* Records to use *

————

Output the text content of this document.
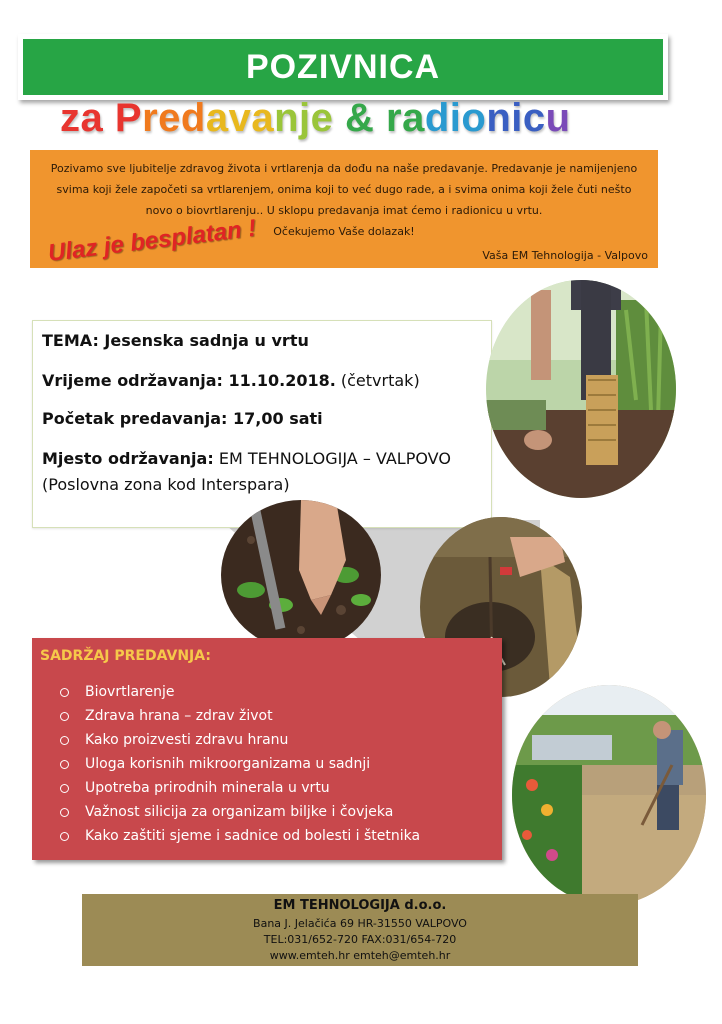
POZIVNICA
za Predavanje & radionicu
Pozivamo sve ljubitelje zdravog života i vrtlarenja da dođu na naše predavanje. Predavanje je namijenjeno
svima koji žele započeti sa vrtlarenjem, onima koji to već dugo rade, a i svima onima koji žele čuti nešto
novo o biovrtlarenju.. U sklopu predavanja imat ćemo i radionicu u vrtu.
Očekujemo Vaše dolazak!
Vaša EM Tehnologija - Valpovo
Ulaz je besplatan !
TEMA: Jesenska sadnja u vrtu
Vrijeme održavanja: 11.10.2018. (četvrtak)
Početak predavanja: 17,00 sati
Mjesto održavanja: EM TEHNOLOGIJA – VALPOVO
(Poslovna zona kod Interspara)
SADRŽAJ PREDAVNJA:
Biovrtlarenje
Zdrava hrana – zdrav život
Kako proizvesti zdravu hranu
Uloga korisnih mikroorganizama u sadnji
Upotreba prirodnih minerala u vrtu
Važnost silicija za organizam biljke i čovjeka
Kako zaštiti sjeme i sadnice od bolesti i štetnika
EM TEHNOLOGIJA d.o.o.
Bana J. Jelačića 69 HR-31550 VALPOVO
TEL:031/652-720 FAX:031/654-720
www.emteh.hr emteh@emteh.hr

————

* Task brief *
Go back to the records above and write them out exactly, without the pictures.

* Expected answer *
Output the text content of this document.
POZIVNICA
za Predavanje & radionicu
Pozivamo sve ljubitelje zdravog života i vrtlarenja da dođu na naše predavanje. Predavanje je namijenjeno
svima koji žele započeti sa vrtlarenjem, onima koji to već dugo rade, a i svima onima koji žele čuti nešto
novo o biovrtlarenju.. U sklopu predavanja imat ćemo i radionicu u vrtu.
Očekujemo Vaše dolazak!
Vaša EM Tehnologija - Valpovo
Ulaz je besplatan !
TEMA: Jesenska sadnja u vrtu
Vrijeme održavanja: 11.10.2018. (četvrtak)
Početak predavanja: 17,00 sati
Mjesto održavanja: EM TEHNOLOGIJA – VALPOVO
(Poslovna zona kod Interspara)
SADRŽAJ PREDAVNJA:
Biovrtlarenje
Zdrava hrana – zdrav život
Kako proizvesti zdravu hranu
Uloga korisnih mikroorganizama u sadnji
Upotreba prirodnih minerala u vrtu
Važnost silicija za organizam biljke i čovjeka
Kako zaštiti sjeme i sadnice od bolesti i štetnika
EM TEHNOLOGIJA d.o.o.
Bana J. Jelačića 69 HR-31550 VALPOVO
TEL:031/652-720 FAX:031/654-720
www.emteh.hr emteh@emteh.hr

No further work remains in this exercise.